---- Data in this exercise

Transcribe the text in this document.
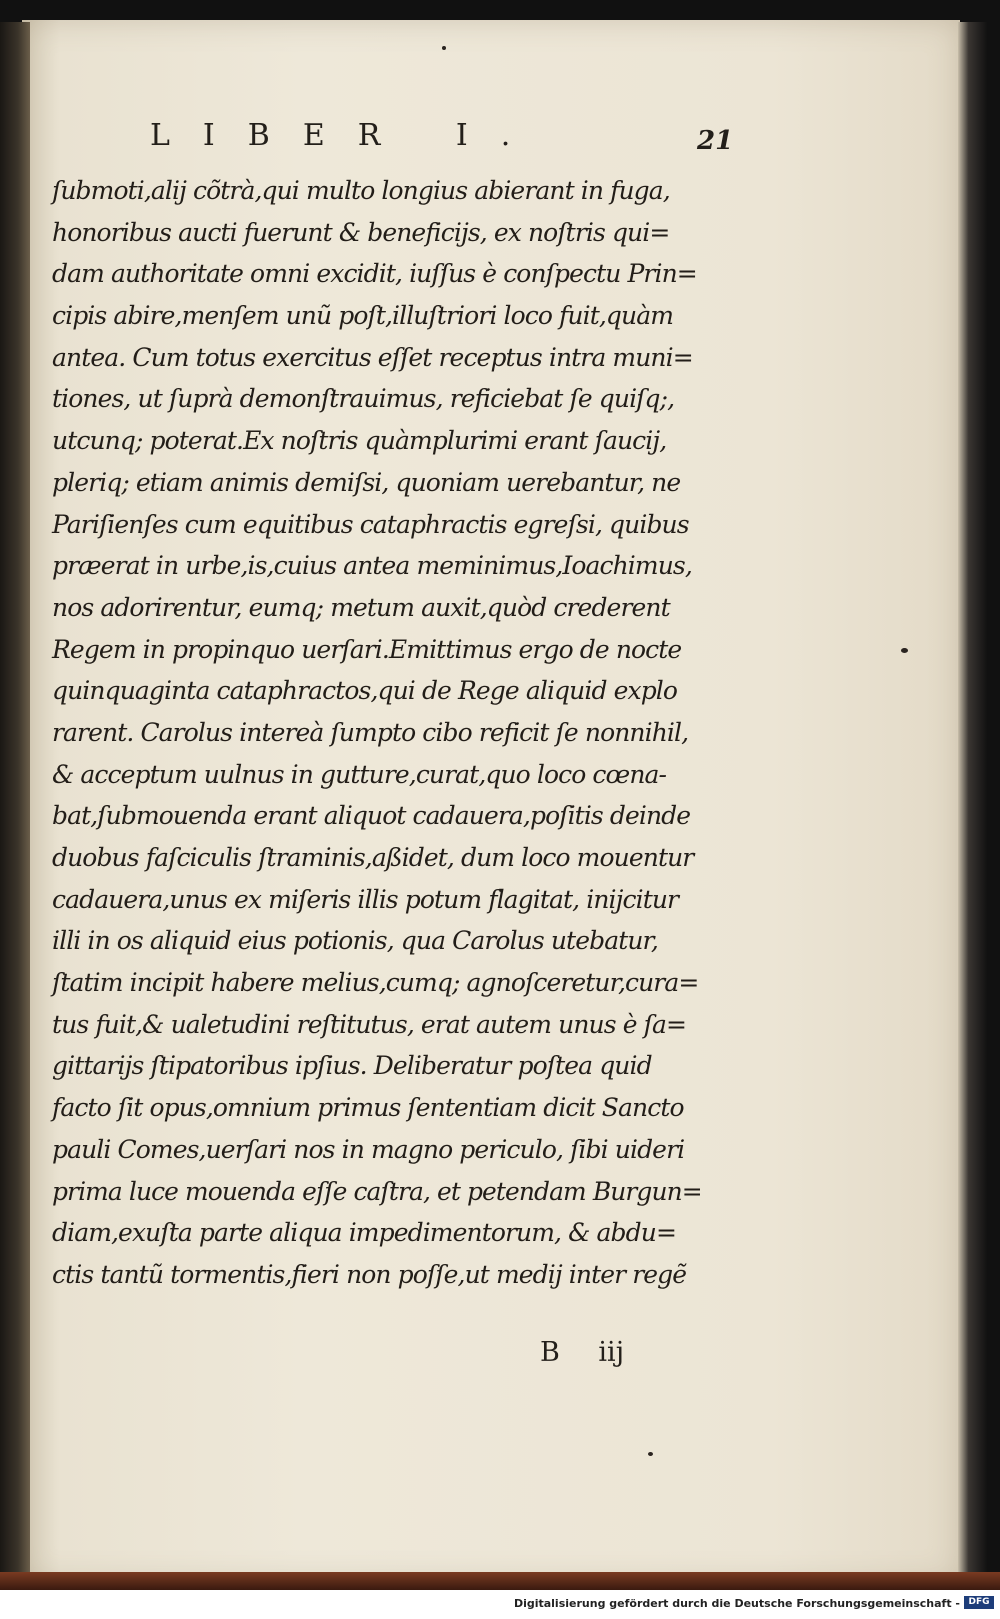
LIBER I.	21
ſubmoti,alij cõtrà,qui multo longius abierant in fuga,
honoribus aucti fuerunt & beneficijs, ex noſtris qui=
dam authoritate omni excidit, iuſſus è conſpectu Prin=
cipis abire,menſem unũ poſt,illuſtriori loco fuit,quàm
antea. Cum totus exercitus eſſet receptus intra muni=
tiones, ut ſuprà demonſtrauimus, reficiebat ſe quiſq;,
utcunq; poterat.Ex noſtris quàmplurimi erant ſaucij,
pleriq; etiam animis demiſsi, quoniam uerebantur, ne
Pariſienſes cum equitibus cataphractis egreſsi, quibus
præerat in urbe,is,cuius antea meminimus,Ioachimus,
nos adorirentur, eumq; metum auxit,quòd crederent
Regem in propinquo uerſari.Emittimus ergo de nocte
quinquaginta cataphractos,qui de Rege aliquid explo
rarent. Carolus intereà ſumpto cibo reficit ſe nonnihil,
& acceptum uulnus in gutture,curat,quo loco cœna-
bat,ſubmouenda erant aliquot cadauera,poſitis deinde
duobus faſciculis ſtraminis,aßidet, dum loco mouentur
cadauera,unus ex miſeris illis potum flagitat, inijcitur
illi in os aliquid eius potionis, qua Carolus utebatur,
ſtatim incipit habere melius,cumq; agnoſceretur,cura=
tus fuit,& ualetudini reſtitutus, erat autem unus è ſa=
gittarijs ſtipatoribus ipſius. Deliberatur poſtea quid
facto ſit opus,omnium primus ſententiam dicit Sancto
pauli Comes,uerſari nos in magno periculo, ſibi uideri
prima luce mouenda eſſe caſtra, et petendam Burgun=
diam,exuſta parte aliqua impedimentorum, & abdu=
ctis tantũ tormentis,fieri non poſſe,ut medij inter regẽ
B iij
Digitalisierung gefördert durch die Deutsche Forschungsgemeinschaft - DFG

--------

Report all lines of the data that include the word "Carolus".

rarent. Carolus intereà ſumpto cibo reficit ſe nonnihil,
illi in os aliquid eius potionis, qua Carolus utebatur,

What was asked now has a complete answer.